- [WRITTEN EXERCISE] Print the entries in full, word for word, but not the pictures.

- [Lines of data]
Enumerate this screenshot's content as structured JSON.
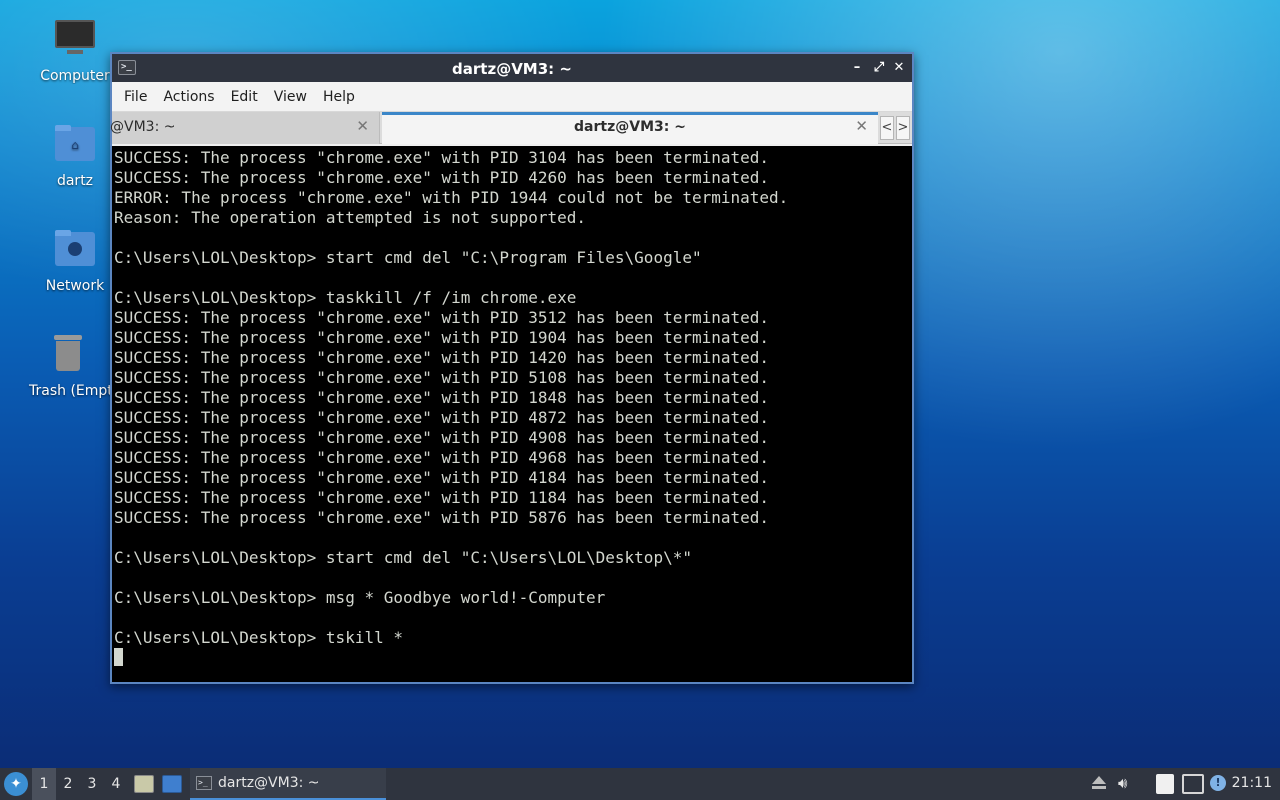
{
  "desktop": {
    "icons": [
      {
        "label": "Computer"
      },
      {
        "label": "dartz"
      },
      {
        "label": "Network"
      },
      {
        "label": "Trash (Empt"
      }
    ]
  },
  "window": {
    "title": "dartz@VM3: ~",
    "controls": {
      "minimize": "–",
      "maximize": "⤢",
      "close": "✕"
    },
    "menu": [
      "File",
      "Actions",
      "Edit",
      "View",
      "Help"
    ],
    "tabs": [
      {
        "label": "@VM3: ~",
        "close": "✕",
        "active": false
      },
      {
        "label": "dartz@VM3: ~",
        "close": "✕",
        "active": true
      }
    ],
    "tab_scroll": {
      "left": "<",
      "right": ">"
    }
  },
  "terminal": {
    "lines": [
      "SUCCESS: The process \"chrome.exe\" with PID 3104 has been terminated.",
      "SUCCESS: The process \"chrome.exe\" with PID 4260 has been terminated.",
      "ERROR: The process \"chrome.exe\" with PID 1944 could not be terminated.",
      "Reason: The operation attempted is not supported.",
      "",
      "C:\\Users\\LOL\\Desktop> start cmd del \"C:\\Program Files\\Google\"",
      "",
      "C:\\Users\\LOL\\Desktop> taskkill /f /im chrome.exe",
      "SUCCESS: The process \"chrome.exe\" with PID 3512 has been terminated.",
      "SUCCESS: The process \"chrome.exe\" with PID 1904 has been terminated.",
      "SUCCESS: The process \"chrome.exe\" with PID 1420 has been terminated.",
      "SUCCESS: The process \"chrome.exe\" with PID 5108 has been terminated.",
      "SUCCESS: The process \"chrome.exe\" with PID 1848 has been terminated.",
      "SUCCESS: The process \"chrome.exe\" with PID 4872 has been terminated.",
      "SUCCESS: The process \"chrome.exe\" with PID 4908 has been terminated.",
      "SUCCESS: The process \"chrome.exe\" with PID 4968 has been terminated.",
      "SUCCESS: The process \"chrome.exe\" with PID 4184 has been terminated.",
      "SUCCESS: The process \"chrome.exe\" with PID 1184 has been terminated.",
      "SUCCESS: The process \"chrome.exe\" with PID 5876 has been terminated.",
      "",
      "C:\\Users\\LOL\\Desktop> start cmd del \"C:\\Users\\LOL\\Desktop\\*\"",
      "",
      "C:\\Users\\LOL\\Desktop> msg * Goodbye world!-Computer",
      "",
      "C:\\Users\\LOL\\Desktop> tskill *"
    ],
    "colors": {
      "background": "#000000",
      "foreground": "#d3d7cf"
    }
  },
  "taskbar": {
    "workspaces": [
      "1",
      "2",
      "3",
      "4"
    ],
    "active_workspace": "1",
    "task_label": "dartz@VM3: ~",
    "clock": "21:11",
    "tray_icons": [
      "eject-icon",
      "volume-icon",
      "clipboard-icon",
      "network-icon",
      "notification-icon"
    ]
  },
  "theme": {
    "accent": "#4a90d9",
    "panel": "#2f343f"
  }
}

- [RESPONSE FOR THIS EXERCISE]
Enumerate this screenshot's content as structured JSON.
{
  "desktop": {
    "icons": [
      {
        "label": "Computer"
      },
      {
        "label": "dartz"
      },
      {
        "label": "Network"
      },
      {
        "label": "Trash (Empt"
      }
    ]
  },
  "window": {
    "title": "dartz@VM3: ~",
    "controls": {
      "minimize": "–",
      "maximize": "⤢",
      "close": "✕"
    },
    "menu": [
      "File",
      "Actions",
      "Edit",
      "View",
      "Help"
    ],
    "tabs": [
      {
        "label": "@VM3: ~",
        "close": "✕",
        "active": false
      },
      {
        "label": "dartz@VM3: ~",
        "close": "✕",
        "active": true
      }
    ],
    "tab_scroll": {
      "left": "<",
      "right": ">"
    }
  },
  "terminal": {
    "lines": [
      "SUCCESS: The process \"chrome.exe\" with PID 3104 has been terminated.",
      "SUCCESS: The process \"chrome.exe\" with PID 4260 has been terminated.",
      "ERROR: The process \"chrome.exe\" with PID 1944 could not be terminated.",
      "Reason: The operation attempted is not supported.",
      "",
      "C:\\Users\\LOL\\Desktop> start cmd del \"C:\\Program Files\\Google\"",
      "",
      "C:\\Users\\LOL\\Desktop> taskkill /f /im chrome.exe",
      "SUCCESS: The process \"chrome.exe\" with PID 3512 has been terminated.",
      "SUCCESS: The process \"chrome.exe\" with PID 1904 has been terminated.",
      "SUCCESS: The process \"chrome.exe\" with PID 1420 has been terminated.",
      "SUCCESS: The process \"chrome.exe\" with PID 5108 has been terminated.",
      "SUCCESS: The process \"chrome.exe\" with PID 1848 has been terminated.",
      "SUCCESS: The process \"chrome.exe\" with PID 4872 has been terminated.",
      "SUCCESS: The process \"chrome.exe\" with PID 4908 has been terminated.",
      "SUCCESS: The process \"chrome.exe\" with PID 4968 has been terminated.",
      "SUCCESS: The process \"chrome.exe\" with PID 4184 has been terminated.",
      "SUCCESS: The process \"chrome.exe\" with PID 1184 has been terminated.",
      "SUCCESS: The process \"chrome.exe\" with PID 5876 has been terminated.",
      "",
      "C:\\Users\\LOL\\Desktop> start cmd del \"C:\\Users\\LOL\\Desktop\\*\"",
      "",
      "C:\\Users\\LOL\\Desktop> msg * Goodbye world!-Computer",
      "",
      "C:\\Users\\LOL\\Desktop> tskill *"
    ],
    "colors": {
      "background": "#000000",
      "foreground": "#d3d7cf"
    }
  },
  "taskbar": {
    "workspaces": [
      "1",
      "2",
      "3",
      "4"
    ],
    "active_workspace": "1",
    "task_label": "dartz@VM3: ~",
    "clock": "21:11",
    "tray_icons": [
      "eject-icon",
      "volume-icon",
      "clipboard-icon",
      "network-icon",
      "notification-icon"
    ]
  },
  "theme": {
    "accent": "#4a90d9",
    "panel": "#2f343f"
  }
}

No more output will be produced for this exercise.